— START Excerpted records —

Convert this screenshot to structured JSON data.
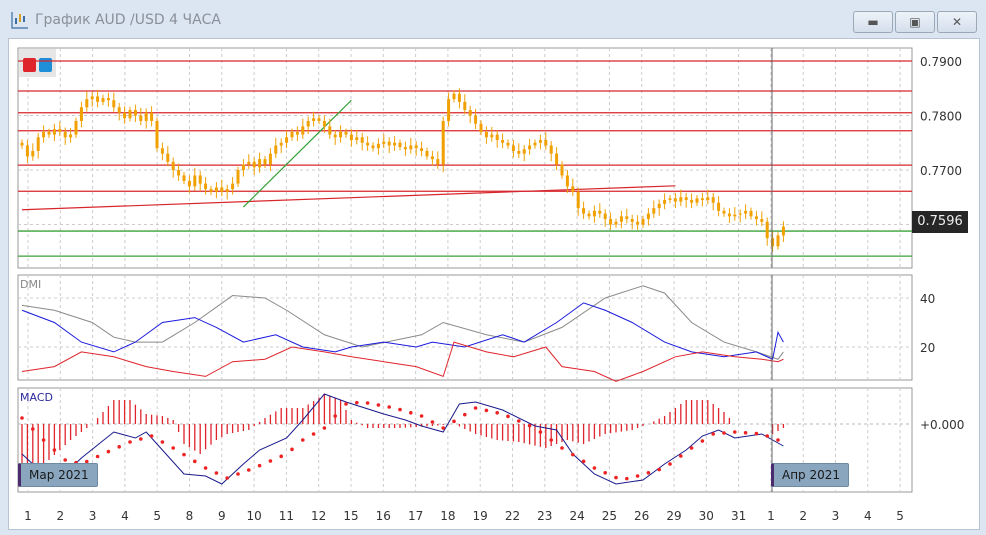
{
  "window": {
    "title": "График AUD /USD  4 ЧАСА",
    "minimize_icon": "minimize-icon",
    "maximize_icon": "restore-icon",
    "close_icon": "close-icon"
  },
  "legend_colors": [
    "#e0242c",
    "#1e8ed8"
  ],
  "price_panel": {
    "axis_labels": [
      {
        "value": 0.79,
        "text": "0.7900"
      },
      {
        "value": 0.78,
        "text": "0.7800"
      },
      {
        "value": 0.77,
        "text": "0.7700"
      }
    ],
    "current_price": "0.7596",
    "candle_color": "#f0a000",
    "hlines": [
      {
        "price": 0.79,
        "color": "#d8262c"
      },
      {
        "price": 0.7845,
        "color": "#d8262c"
      },
      {
        "price": 0.7805,
        "color": "#d8262c"
      },
      {
        "price": 0.7772,
        "color": "#d8262c"
      },
      {
        "price": 0.7709,
        "color": "#d8262c"
      },
      {
        "price": 0.7661,
        "color": "#d8262c"
      },
      {
        "price": 0.7588,
        "color": "#3aa03a"
      },
      {
        "price": 0.7542,
        "color": "#3aa03a"
      }
    ],
    "trendlines": [
      {
        "from": [
          0,
          0.7627
        ],
        "to": [
          121,
          0.7671
        ],
        "color": "#d8262c"
      },
      {
        "from": [
          41,
          0.7632
        ],
        "to": [
          61,
          0.7828
        ],
        "color": "#2fa02f"
      }
    ],
    "closes": [
      0.7745,
      0.7725,
      0.7735,
      0.776,
      0.777,
      0.7765,
      0.7775,
      0.777,
      0.776,
      0.7765,
      0.779,
      0.7815,
      0.783,
      0.7835,
      0.7825,
      0.7832,
      0.7828,
      0.7815,
      0.7805,
      0.7795,
      0.781,
      0.78,
      0.779,
      0.7805,
      0.779,
      0.774,
      0.773,
      0.7715,
      0.77,
      0.769,
      0.768,
      0.767,
      0.769,
      0.7675,
      0.7665,
      0.766,
      0.7668,
      0.766,
      0.7665,
      0.7675,
      0.77,
      0.771,
      0.7715,
      0.7705,
      0.772,
      0.771,
      0.773,
      0.7745,
      0.775,
      0.776,
      0.777,
      0.7765,
      0.778,
      0.779,
      0.7795,
      0.779,
      0.778,
      0.7765,
      0.776,
      0.777,
      0.7765,
      0.7755,
      0.776,
      0.775,
      0.7745,
      0.774,
      0.7748,
      0.7752,
      0.7745,
      0.775,
      0.7742,
      0.7738,
      0.7745,
      0.774,
      0.7735,
      0.7725,
      0.772,
      0.771,
      0.779,
      0.783,
      0.784,
      0.7825,
      0.781,
      0.78,
      0.7785,
      0.777,
      0.776,
      0.7765,
      0.7755,
      0.775,
      0.7745,
      0.7735,
      0.773,
      0.7738,
      0.7745,
      0.775,
      0.7755,
      0.7745,
      0.773,
      0.771,
      0.769,
      0.767,
      0.766,
      0.763,
      0.762,
      0.7615,
      0.7625,
      0.762,
      0.761,
      0.76,
      0.7605,
      0.7615,
      0.761,
      0.7605,
      0.76,
      0.761,
      0.762,
      0.763,
      0.7638,
      0.7645,
      0.7648,
      0.7642,
      0.765,
      0.7645,
      0.764,
      0.7648,
      0.7645,
      0.765,
      0.764,
      0.7625,
      0.762,
      0.7615,
      0.7618,
      0.762,
      0.7625,
      0.7615,
      0.761,
      0.7605,
      0.7575,
      0.756,
      0.758,
      0.7596
    ]
  },
  "dmi": {
    "label": "DMI",
    "axis_labels": [
      {
        "value": 40,
        "text": "40"
      },
      {
        "value": 20,
        "text": "20"
      }
    ],
    "adx": {
      "color": "#8a8a8a",
      "points": [
        [
          0,
          37
        ],
        [
          6,
          35
        ],
        [
          13,
          30
        ],
        [
          17,
          24
        ],
        [
          21,
          22
        ],
        [
          26,
          22
        ],
        [
          32,
          30
        ],
        [
          39,
          41
        ],
        [
          45,
          40
        ],
        [
          49,
          35
        ],
        [
          56,
          25
        ],
        [
          63,
          20
        ],
        [
          74,
          25
        ],
        [
          78,
          30
        ],
        [
          86,
          25
        ],
        [
          93,
          22
        ],
        [
          100,
          28
        ],
        [
          108,
          40
        ],
        [
          115,
          45
        ],
        [
          119,
          42
        ],
        [
          124,
          30
        ],
        [
          130,
          22
        ],
        [
          136,
          18
        ],
        [
          140,
          15
        ],
        [
          141,
          18
        ]
      ]
    },
    "plus_di": {
      "color": "#1a1adc",
      "points": [
        [
          0,
          35
        ],
        [
          6,
          30
        ],
        [
          11,
          22
        ],
        [
          17,
          18
        ],
        [
          21,
          22
        ],
        [
          26,
          30
        ],
        [
          32,
          32
        ],
        [
          36,
          28
        ],
        [
          41,
          22
        ],
        [
          47,
          25
        ],
        [
          52,
          20
        ],
        [
          58,
          18
        ],
        [
          61,
          20
        ],
        [
          67,
          22
        ],
        [
          73,
          20
        ],
        [
          76,
          22
        ],
        [
          82,
          20
        ],
        [
          89,
          25
        ],
        [
          93,
          22
        ],
        [
          99,
          30
        ],
        [
          104,
          38
        ],
        [
          108,
          35
        ],
        [
          113,
          30
        ],
        [
          119,
          22
        ],
        [
          124,
          18
        ],
        [
          130,
          16
        ],
        [
          136,
          18
        ],
        [
          139,
          15
        ],
        [
          140,
          26
        ],
        [
          141,
          22
        ]
      ]
    },
    "minus_di": {
      "color": "#e0242c",
      "points": [
        [
          0,
          10
        ],
        [
          6,
          12
        ],
        [
          11,
          18
        ],
        [
          17,
          16
        ],
        [
          23,
          12
        ],
        [
          28,
          10
        ],
        [
          34,
          8
        ],
        [
          39,
          14
        ],
        [
          45,
          15
        ],
        [
          50,
          20
        ],
        [
          56,
          18
        ],
        [
          61,
          16
        ],
        [
          67,
          14
        ],
        [
          73,
          12
        ],
        [
          78,
          8
        ],
        [
          80,
          22
        ],
        [
          86,
          18
        ],
        [
          91,
          16
        ],
        [
          97,
          20
        ],
        [
          100,
          12
        ],
        [
          106,
          10
        ],
        [
          110,
          6
        ],
        [
          115,
          10
        ],
        [
          121,
          16
        ],
        [
          126,
          18
        ],
        [
          132,
          16
        ],
        [
          137,
          15
        ],
        [
          140,
          14
        ],
        [
          141,
          15
        ]
      ]
    }
  },
  "macd": {
    "label": "MACD",
    "axis_labels": [
      {
        "value": 0,
        "text": "+0.000"
      }
    ],
    "macd_line": {
      "color": "#1a1a8c",
      "points": [
        [
          0,
          -0.0015
        ],
        [
          6,
          -0.003
        ],
        [
          11,
          -0.0017
        ],
        [
          17,
          -0.0004
        ],
        [
          21,
          -0.0007
        ],
        [
          23,
          -0.0004
        ],
        [
          26,
          -0.0013
        ],
        [
          30,
          -0.0025
        ],
        [
          34,
          -0.0026
        ],
        [
          37,
          -0.003
        ],
        [
          41,
          -0.002
        ],
        [
          44,
          -0.0013
        ],
        [
          49,
          -0.0007
        ],
        [
          52,
          0.0002
        ],
        [
          56,
          0.0015
        ],
        [
          60,
          0.0011
        ],
        [
          67,
          0.0005
        ],
        [
          71,
          0.0002
        ],
        [
          74,
          -0.0001
        ],
        [
          78,
          -0.0004
        ],
        [
          81,
          0.001
        ],
        [
          84,
          0.0011
        ],
        [
          89,
          0.0007
        ],
        [
          95,
          -0.0001
        ],
        [
          99,
          -0.0003
        ],
        [
          102,
          -0.0015
        ],
        [
          106,
          -0.0025
        ],
        [
          110,
          -0.003
        ],
        [
          115,
          -0.0028
        ],
        [
          119,
          -0.002
        ],
        [
          123,
          -0.0013
        ],
        [
          126,
          -0.0006
        ],
        [
          129,
          -0.0003
        ],
        [
          132,
          -0.0007
        ],
        [
          137,
          -0.0005
        ],
        [
          139,
          -0.0008
        ],
        [
          141,
          -0.0011
        ]
      ]
    },
    "signal_line": {
      "color": "#ee2222",
      "points": [
        [
          0,
          0.0003
        ],
        [
          4,
          -0.0008
        ],
        [
          8,
          -0.0018
        ],
        [
          11,
          -0.002
        ],
        [
          15,
          -0.0015
        ],
        [
          20,
          -0.0009
        ],
        [
          24,
          -0.0006
        ],
        [
          28,
          -0.0012
        ],
        [
          34,
          -0.0022
        ],
        [
          38,
          -0.0027
        ],
        [
          43,
          -0.0022
        ],
        [
          49,
          -0.0015
        ],
        [
          52,
          -0.0008
        ],
        [
          56,
          -0.0002
        ],
        [
          60,
          0.001
        ],
        [
          63,
          0.0011
        ],
        [
          69,
          0.0008
        ],
        [
          74,
          0.0004
        ],
        [
          78,
          -0.0002
        ],
        [
          84,
          0.0008
        ],
        [
          89,
          0.0005
        ],
        [
          95,
          -0.0002
        ],
        [
          100,
          -0.0012
        ],
        [
          106,
          -0.0022
        ],
        [
          111,
          -0.0028
        ],
        [
          114,
          -0.0026
        ],
        [
          119,
          -0.0022
        ],
        [
          124,
          -0.0012
        ],
        [
          128,
          -0.0005
        ],
        [
          132,
          -0.0004
        ],
        [
          137,
          -0.0005
        ],
        [
          140,
          -0.0008
        ],
        [
          141,
          -0.0009
        ]
      ]
    },
    "histogram": {
      "color": "#e0242c",
      "points": [
        [
          0,
          -0.003
        ],
        [
          5,
          -0.0018
        ],
        [
          9,
          -0.0008
        ],
        [
          13,
          0.0
        ],
        [
          15,
          0.0006
        ],
        [
          17,
          0.0012
        ],
        [
          20,
          0.0012
        ],
        [
          23,
          0.0005
        ],
        [
          26,
          0.0004
        ],
        [
          28,
          0.0002
        ],
        [
          30,
          -0.001
        ],
        [
          33,
          -0.0015
        ],
        [
          36,
          -0.0008
        ],
        [
          38,
          -0.0005
        ],
        [
          42,
          -0.0003
        ],
        [
          45,
          0.0003
        ],
        [
          48,
          0.0008
        ],
        [
          52,
          0.0008
        ],
        [
          56,
          0.0015
        ],
        [
          59,
          0.0012
        ],
        [
          61,
          0.0002
        ],
        [
          64,
          -0.0002
        ],
        [
          70,
          -0.0002
        ],
        [
          76,
          -0.0001
        ],
        [
          80,
          0.0
        ],
        [
          84,
          -0.0005
        ],
        [
          88,
          -0.0008
        ],
        [
          92,
          -0.0009
        ],
        [
          97,
          -0.0012
        ],
        [
          101,
          -0.0008
        ],
        [
          104,
          -0.001
        ],
        [
          108,
          -0.0005
        ],
        [
          113,
          -0.0003
        ],
        [
          116,
          0.0
        ],
        [
          119,
          0.0004
        ],
        [
          123,
          0.0012
        ],
        [
          127,
          0.0012
        ],
        [
          130,
          0.0006
        ],
        [
          132,
          0.0
        ],
        [
          138,
          0.0
        ],
        [
          139,
          -0.0005
        ],
        [
          141,
          -0.0002
        ]
      ]
    }
  },
  "x_axis": {
    "labels": [
      "1",
      "2",
      "3",
      "4",
      "5",
      "8",
      "9",
      "10",
      "11",
      "12",
      "15",
      "16",
      "17",
      "18",
      "19",
      "22",
      "23",
      "24",
      "25",
      "26",
      "29",
      "30",
      "31",
      "1",
      "2",
      "3",
      "4",
      "5"
    ]
  },
  "period_badges": {
    "march": "Мар 2021",
    "april": "Апр 2021"
  }
}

— END Excerpted records —

• **Instructions for the task**
Looking at the records above, tally the lines holding "text" and reply with that number only.

• **Exercise output**
6